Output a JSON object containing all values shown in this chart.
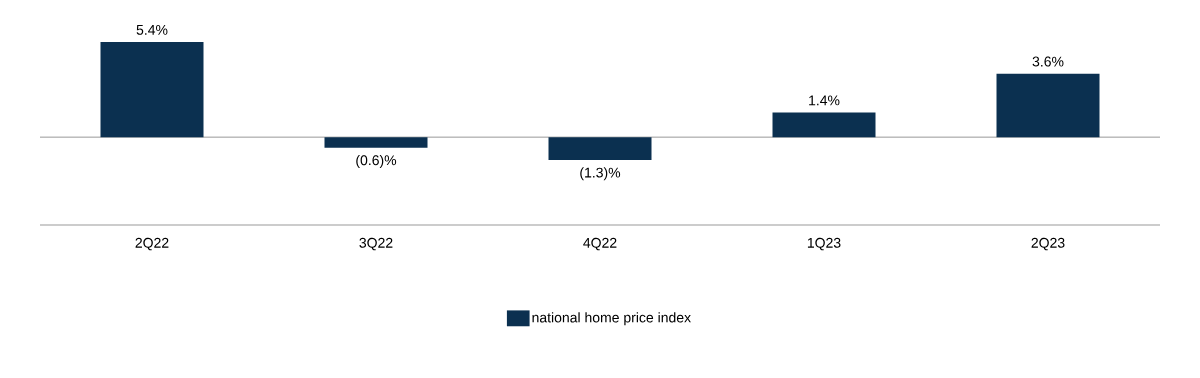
{
  "chart_data": {
    "type": "bar",
    "categories": [
      "2Q22",
      "3Q22",
      "4Q22",
      "1Q23",
      "2Q23"
    ],
    "series": [
      {
        "name": "national home price index",
        "color": "#0b3050",
        "values": [
          5.4,
          -0.6,
          -1.3,
          1.4,
          3.6
        ],
        "value_labels": [
          "5.4%",
          "(0.6)%",
          "(1.3)%",
          "1.4%",
          "3.6%"
        ]
      }
    ],
    "tick_labels": "x",
    "legend": "bottom"
  }
}
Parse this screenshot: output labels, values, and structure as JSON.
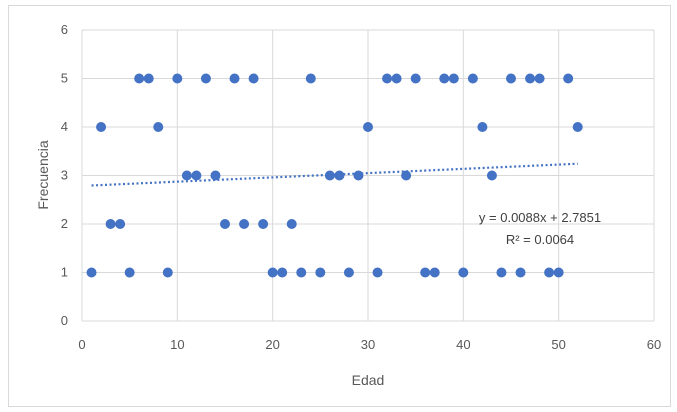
{
  "chart_data": {
    "type": "scatter",
    "xlabel": "Edad",
    "ylabel": "Frecuencia",
    "xlim": [
      0,
      60
    ],
    "ylim": [
      0,
      6
    ],
    "xticks": [
      "0",
      "10",
      "20",
      "30",
      "40",
      "50",
      "60"
    ],
    "yticks": [
      "0",
      "1",
      "2",
      "3",
      "4",
      "5",
      "6"
    ],
    "grid": "vertical and horizontal major gridlines",
    "marker_color": "#4472c4",
    "points": [
      [
        1,
        1
      ],
      [
        2,
        4
      ],
      [
        3,
        2
      ],
      [
        4,
        2
      ],
      [
        5,
        1
      ],
      [
        6,
        5
      ],
      [
        7,
        5
      ],
      [
        8,
        4
      ],
      [
        9,
        1
      ],
      [
        10,
        5
      ],
      [
        11,
        3
      ],
      [
        12,
        3
      ],
      [
        13,
        5
      ],
      [
        14,
        3
      ],
      [
        15,
        2
      ],
      [
        16,
        5
      ],
      [
        17,
        2
      ],
      [
        18,
        5
      ],
      [
        19,
        2
      ],
      [
        20,
        1
      ],
      [
        21,
        1
      ],
      [
        22,
        2
      ],
      [
        23,
        1
      ],
      [
        24,
        5
      ],
      [
        25,
        1
      ],
      [
        26,
        3
      ],
      [
        27,
        3
      ],
      [
        28,
        1
      ],
      [
        29,
        3
      ],
      [
        30,
        4
      ],
      [
        31,
        1
      ],
      [
        32,
        5
      ],
      [
        33,
        5
      ],
      [
        34,
        3
      ],
      [
        35,
        5
      ],
      [
        36,
        1
      ],
      [
        37,
        1
      ],
      [
        38,
        5
      ],
      [
        39,
        5
      ],
      [
        40,
        1
      ],
      [
        41,
        5
      ],
      [
        42,
        4
      ],
      [
        43,
        3
      ],
      [
        44,
        1
      ],
      [
        45,
        5
      ],
      [
        46,
        1
      ],
      [
        47,
        5
      ],
      [
        48,
        5
      ],
      [
        49,
        1
      ],
      [
        50,
        1
      ],
      [
        51,
        5
      ],
      [
        52,
        4
      ]
    ],
    "trendline": {
      "type": "linear",
      "style": "dotted",
      "slope": 0.0088,
      "intercept": 2.7851,
      "x_range": [
        1,
        52
      ],
      "equation_label": "y = 0.0088x + 2.7851",
      "r2_label": "R² = 0.0064"
    }
  }
}
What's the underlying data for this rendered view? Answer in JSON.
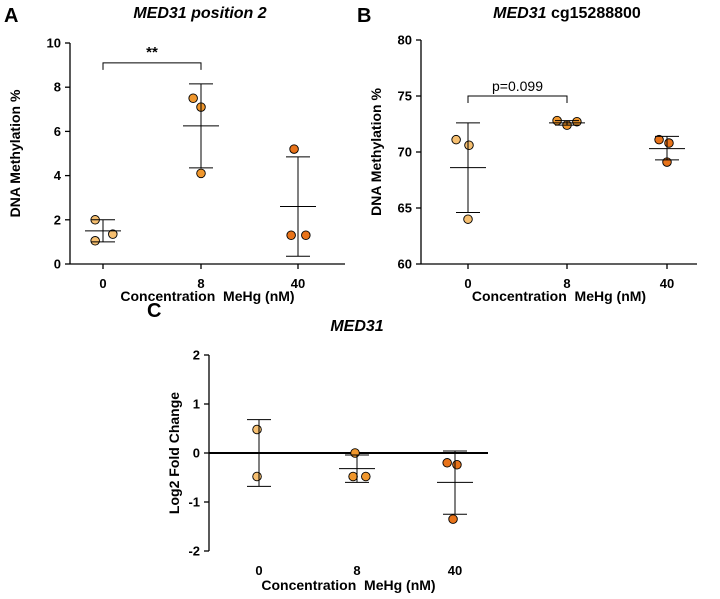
{
  "colors": {
    "conc_0": "#f6bf70",
    "conc_8": "#f0972d",
    "conc_40": "#e8731a",
    "outline": "#000000"
  },
  "chart_data": [
    {
      "panel": "A",
      "type": "scatter",
      "title_gene": "MED31",
      "title_rest": " position 2",
      "title_rest_italic": true,
      "xlabel": "Concentration  MeHg (nM)",
      "ylabel": "DNA Methylation %",
      "categories": [
        "0",
        "8",
        "40"
      ],
      "ylim": [
        0,
        10
      ],
      "yticks": [
        0,
        2,
        4,
        6,
        8,
        10
      ],
      "points": [
        {
          "cat": 0,
          "y": 2.0,
          "jitter": -0.08
        },
        {
          "cat": 0,
          "y": 1.05,
          "jitter": -0.08
        },
        {
          "cat": 0,
          "y": 1.35,
          "jitter": 0.1
        },
        {
          "cat": 1,
          "y": 7.5,
          "jitter": -0.08
        },
        {
          "cat": 1,
          "y": 7.1,
          "jitter": 0.0
        },
        {
          "cat": 1,
          "y": 4.1,
          "jitter": 0.0
        },
        {
          "cat": 2,
          "y": 5.2,
          "jitter": -0.04
        },
        {
          "cat": 2,
          "y": 1.3,
          "jitter": -0.07
        },
        {
          "cat": 2,
          "y": 1.3,
          "jitter": 0.08
        }
      ],
      "summary": [
        {
          "cat": 0,
          "mean": 1.5,
          "low": 1.0,
          "high": 2.0
        },
        {
          "cat": 1,
          "mean": 6.25,
          "low": 4.35,
          "high": 8.15
        },
        {
          "cat": 2,
          "mean": 2.6,
          "low": 0.35,
          "high": 4.85
        }
      ],
      "annotation": {
        "text": "**",
        "from": 0,
        "to": 1,
        "y": 9.1
      }
    },
    {
      "panel": "B",
      "type": "scatter",
      "title_gene": "MED31",
      "title_rest": " cg15288800",
      "title_rest_italic": false,
      "xlabel": "Concentration  MeHg (nM)",
      "ylabel": "DNA Methylation %",
      "categories": [
        "0",
        "8",
        "40"
      ],
      "ylim": [
        60,
        80
      ],
      "yticks": [
        60,
        65,
        70,
        75,
        80
      ],
      "points": [
        {
          "cat": 0,
          "y": 71.1,
          "jitter": -0.12
        },
        {
          "cat": 0,
          "y": 70.6,
          "jitter": 0.01
        },
        {
          "cat": 0,
          "y": 64.0,
          "jitter": 0.0
        },
        {
          "cat": 1,
          "y": 72.8,
          "jitter": -0.1
        },
        {
          "cat": 1,
          "y": 72.4,
          "jitter": 0.0
        },
        {
          "cat": 1,
          "y": 72.7,
          "jitter": 0.1
        },
        {
          "cat": 2,
          "y": 71.1,
          "jitter": -0.08
        },
        {
          "cat": 2,
          "y": 70.8,
          "jitter": 0.02
        },
        {
          "cat": 2,
          "y": 69.1,
          "jitter": 0.0
        }
      ],
      "summary": [
        {
          "cat": 0,
          "mean": 68.6,
          "low": 64.6,
          "high": 72.6
        },
        {
          "cat": 1,
          "mean": 72.6,
          "low": 72.4,
          "high": 72.8
        },
        {
          "cat": 2,
          "mean": 70.3,
          "low": 69.3,
          "high": 71.4
        }
      ],
      "annotation": {
        "text": "p=0.099",
        "from": 0,
        "to": 1,
        "y": 75.0
      }
    },
    {
      "panel": "C",
      "type": "scatter",
      "title_gene": "MED31",
      "title_rest": "",
      "title_rest_italic": false,
      "xlabel": "Concentration  MeHg (nM)",
      "ylabel": "Log2 Fold Change",
      "categories": [
        "0",
        "8",
        "40"
      ],
      "ylim": [
        -2,
        2
      ],
      "yticks": [
        -2,
        -1,
        0,
        1,
        2
      ],
      "zero_line": true,
      "points": [
        {
          "cat": 0,
          "y": 0.48,
          "jitter": -0.02
        },
        {
          "cat": 0,
          "y": -0.48,
          "jitter": -0.02
        },
        {
          "cat": 1,
          "y": 0.0,
          "jitter": -0.02
        },
        {
          "cat": 1,
          "y": -0.48,
          "jitter": -0.04
        },
        {
          "cat": 1,
          "y": -0.48,
          "jitter": 0.09
        },
        {
          "cat": 2,
          "y": -0.2,
          "jitter": -0.08
        },
        {
          "cat": 2,
          "y": -0.24,
          "jitter": 0.02
        },
        {
          "cat": 2,
          "y": -1.35,
          "jitter": -0.02
        }
      ],
      "summary": [
        {
          "cat": 0,
          "mean": 0.0,
          "low": -0.68,
          "high": 0.68
        },
        {
          "cat": 1,
          "mean": -0.32,
          "low": -0.6,
          "high": -0.04
        },
        {
          "cat": 2,
          "mean": -0.6,
          "low": -1.25,
          "high": 0.04
        }
      ]
    }
  ]
}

> Written exercise
Gather up every line in the data above that contains the word "high", copying each one.

> Exercise result
          "high": 2.0
          "high": 8.15
          "high": 4.85
          "high": 72.6
          "high": 72.8
          "high": 71.4
          "high": 0.68
          "high": -0.04
          "high": 0.04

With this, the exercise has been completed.